[Saved data entries]
-----

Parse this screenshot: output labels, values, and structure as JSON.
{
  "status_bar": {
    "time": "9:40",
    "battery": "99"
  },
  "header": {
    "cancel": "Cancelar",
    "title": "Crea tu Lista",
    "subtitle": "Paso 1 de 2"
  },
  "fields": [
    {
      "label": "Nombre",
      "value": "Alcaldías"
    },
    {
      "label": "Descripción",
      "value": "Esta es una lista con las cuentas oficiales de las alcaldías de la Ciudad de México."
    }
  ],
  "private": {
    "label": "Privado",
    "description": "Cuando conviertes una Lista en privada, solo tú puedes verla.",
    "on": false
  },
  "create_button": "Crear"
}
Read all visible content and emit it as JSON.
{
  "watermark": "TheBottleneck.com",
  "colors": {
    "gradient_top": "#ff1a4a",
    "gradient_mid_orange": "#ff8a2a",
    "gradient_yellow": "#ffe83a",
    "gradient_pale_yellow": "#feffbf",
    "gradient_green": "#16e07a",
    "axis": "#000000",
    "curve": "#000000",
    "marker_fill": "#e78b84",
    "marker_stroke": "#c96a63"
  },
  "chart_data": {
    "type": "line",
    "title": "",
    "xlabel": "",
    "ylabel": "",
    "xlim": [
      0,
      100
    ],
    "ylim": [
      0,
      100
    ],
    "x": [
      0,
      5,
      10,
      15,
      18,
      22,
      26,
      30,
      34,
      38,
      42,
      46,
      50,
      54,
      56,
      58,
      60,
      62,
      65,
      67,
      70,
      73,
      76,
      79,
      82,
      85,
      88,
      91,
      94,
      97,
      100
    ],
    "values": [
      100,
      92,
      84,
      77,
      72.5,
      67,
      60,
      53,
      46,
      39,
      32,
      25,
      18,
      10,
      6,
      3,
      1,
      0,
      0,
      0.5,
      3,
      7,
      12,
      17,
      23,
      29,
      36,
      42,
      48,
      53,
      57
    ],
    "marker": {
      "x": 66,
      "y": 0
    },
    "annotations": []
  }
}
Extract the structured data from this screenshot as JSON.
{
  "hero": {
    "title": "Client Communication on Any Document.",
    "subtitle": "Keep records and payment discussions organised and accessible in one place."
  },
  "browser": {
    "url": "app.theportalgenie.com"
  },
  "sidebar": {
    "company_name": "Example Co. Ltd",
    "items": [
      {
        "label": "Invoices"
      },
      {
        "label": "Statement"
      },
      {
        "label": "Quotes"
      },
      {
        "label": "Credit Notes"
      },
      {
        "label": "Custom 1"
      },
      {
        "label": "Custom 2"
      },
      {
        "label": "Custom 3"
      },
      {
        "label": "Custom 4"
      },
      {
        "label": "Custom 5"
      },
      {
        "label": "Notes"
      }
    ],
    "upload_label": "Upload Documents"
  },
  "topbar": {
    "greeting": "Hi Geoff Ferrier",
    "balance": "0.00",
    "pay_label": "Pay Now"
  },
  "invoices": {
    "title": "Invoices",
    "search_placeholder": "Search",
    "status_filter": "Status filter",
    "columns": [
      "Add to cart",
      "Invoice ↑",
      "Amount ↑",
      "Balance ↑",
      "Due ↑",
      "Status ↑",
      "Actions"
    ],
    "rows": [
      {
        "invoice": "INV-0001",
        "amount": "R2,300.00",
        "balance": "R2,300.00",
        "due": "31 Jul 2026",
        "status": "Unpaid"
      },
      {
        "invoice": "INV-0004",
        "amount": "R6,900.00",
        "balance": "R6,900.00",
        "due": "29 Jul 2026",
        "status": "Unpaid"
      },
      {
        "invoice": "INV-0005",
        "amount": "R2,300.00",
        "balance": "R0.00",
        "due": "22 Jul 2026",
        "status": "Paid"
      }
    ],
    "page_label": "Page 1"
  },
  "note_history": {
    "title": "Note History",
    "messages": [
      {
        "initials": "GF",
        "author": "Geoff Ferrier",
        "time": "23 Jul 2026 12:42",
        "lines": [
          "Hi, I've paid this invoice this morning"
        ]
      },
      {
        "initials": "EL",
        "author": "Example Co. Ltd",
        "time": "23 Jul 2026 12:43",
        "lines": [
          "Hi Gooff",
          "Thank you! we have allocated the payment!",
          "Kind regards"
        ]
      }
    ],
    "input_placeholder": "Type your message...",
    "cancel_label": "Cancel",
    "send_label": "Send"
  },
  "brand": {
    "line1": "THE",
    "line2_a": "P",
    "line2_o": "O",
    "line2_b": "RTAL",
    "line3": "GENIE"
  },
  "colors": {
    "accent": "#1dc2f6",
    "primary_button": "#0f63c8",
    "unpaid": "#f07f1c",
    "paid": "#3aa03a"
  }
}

-----

▶ **Prompt**
Make an exact copy of every entry.

▶ **Correct output**
Parse this screenshot: output labels, values, and structure as JSON.
{
  "status_bar": {
    "time": "9:40",
    "battery": "99"
  },
  "header": {
    "cancel": "Cancelar",
    "title": "Crea tu Lista",
    "subtitle": "Paso 1 de 2"
  },
  "fields": [
    {
      "label": "Nombre",
      "value": "Alcaldías"
    },
    {
      "label": "Descripción",
      "value": "Esta es una lista con las cuentas oficiales de las alcaldías de la Ciudad de México."
    }
  ],
  "private": {
    "label": "Privado",
    "description": "Cuando conviertes una Lista en privada, solo tú puedes verla.",
    "on": false
  },
  "create_button": "Crear"
}
Read all visible content and emit it as JSON.
{
  "watermark": "TheBottleneck.com",
  "colors": {
    "gradient_top": "#ff1a4a",
    "gradient_mid_orange": "#ff8a2a",
    "gradient_yellow": "#ffe83a",
    "gradient_pale_yellow": "#feffbf",
    "gradient_green": "#16e07a",
    "axis": "#000000",
    "curve": "#000000",
    "marker_fill": "#e78b84",
    "marker_stroke": "#c96a63"
  },
  "chart_data": {
    "type": "line",
    "title": "",
    "xlabel": "",
    "ylabel": "",
    "xlim": [
      0,
      100
    ],
    "ylim": [
      0,
      100
    ],
    "x": [
      0,
      5,
      10,
      15,
      18,
      22,
      26,
      30,
      34,
      38,
      42,
      46,
      50,
      54,
      56,
      58,
      60,
      62,
      65,
      67,
      70,
      73,
      76,
      79,
      82,
      85,
      88,
      91,
      94,
      97,
      100
    ],
    "values": [
      100,
      92,
      84,
      77,
      72.5,
      67,
      60,
      53,
      46,
      39,
      32,
      25,
      18,
      10,
      6,
      3,
      1,
      0,
      0,
      0.5,
      3,
      7,
      12,
      17,
      23,
      29,
      36,
      42,
      48,
      53,
      57
    ],
    "marker": {
      "x": 66,
      "y": 0
    },
    "annotations": []
  }
}
Extract the structured data from this screenshot as JSON.
{
  "hero": {
    "title": "Client Communication on Any Document.",
    "subtitle": "Keep records and payment discussions organised and accessible in one place."
  },
  "browser": {
    "url": "app.theportalgenie.com"
  },
  "sidebar": {
    "company_name": "Example Co. Ltd",
    "items": [
      {
        "label": "Invoices"
      },
      {
        "label": "Statement"
      },
      {
        "label": "Quotes"
      },
      {
        "label": "Credit Notes"
      },
      {
        "label": "Custom 1"
      },
      {
        "label": "Custom 2"
      },
      {
        "label": "Custom 3"
      },
      {
        "label": "Custom 4"
      },
      {
        "label": "Custom 5"
      },
      {
        "label": "Notes"
      }
    ],
    "upload_label": "Upload Documents"
  },
  "topbar": {
    "greeting": "Hi Geoff Ferrier",
    "balance": "0.00",
    "pay_label": "Pay Now"
  },
  "invoices": {
    "title": "Invoices",
    "search_placeholder": "Search",
    "status_filter": "Status filter",
    "columns": [
      "Add to cart",
      "Invoice ↑",
      "Amount ↑",
      "Balance ↑",
      "Due ↑",
      "Status ↑",
      "Actions"
    ],
    "rows": [
      {
        "invoice": "INV-0001",
        "amount": "R2,300.00",
        "balance": "R2,300.00",
        "due": "31 Jul 2026",
        "status": "Unpaid"
      },
      {
        "invoice": "INV-0004",
        "amount": "R6,900.00",
        "balance": "R6,900.00",
        "due": "29 Jul 2026",
        "status": "Unpaid"
      },
      {
        "invoice": "INV-0005",
        "amount": "R2,300.00",
        "balance": "R0.00",
        "due": "22 Jul 2026",
        "status": "Paid"
      }
    ],
    "page_label": "Page 1"
  },
  "note_history": {
    "title": "Note History",
    "messages": [
      {
        "initials": "GF",
        "author": "Geoff Ferrier",
        "time": "23 Jul 2026 12:42",
        "lines": [
          "Hi, I've paid this invoice this morning"
        ]
      },
      {
        "initials": "EL",
        "author": "Example Co. Ltd",
        "time": "23 Jul 2026 12:43",
        "lines": [
          "Hi Gooff",
          "Thank you! we have allocated the payment!",
          "Kind regards"
        ]
      }
    ],
    "input_placeholder": "Type your message...",
    "cancel_label": "Cancel",
    "send_label": "Send"
  },
  "brand": {
    "line1": "THE",
    "line2_a": "P",
    "line2_o": "O",
    "line2_b": "RTAL",
    "line3": "GENIE"
  },
  "colors": {
    "accent": "#1dc2f6",
    "primary_button": "#0f63c8",
    "unpaid": "#f07f1c",
    "paid": "#3aa03a"
  }
}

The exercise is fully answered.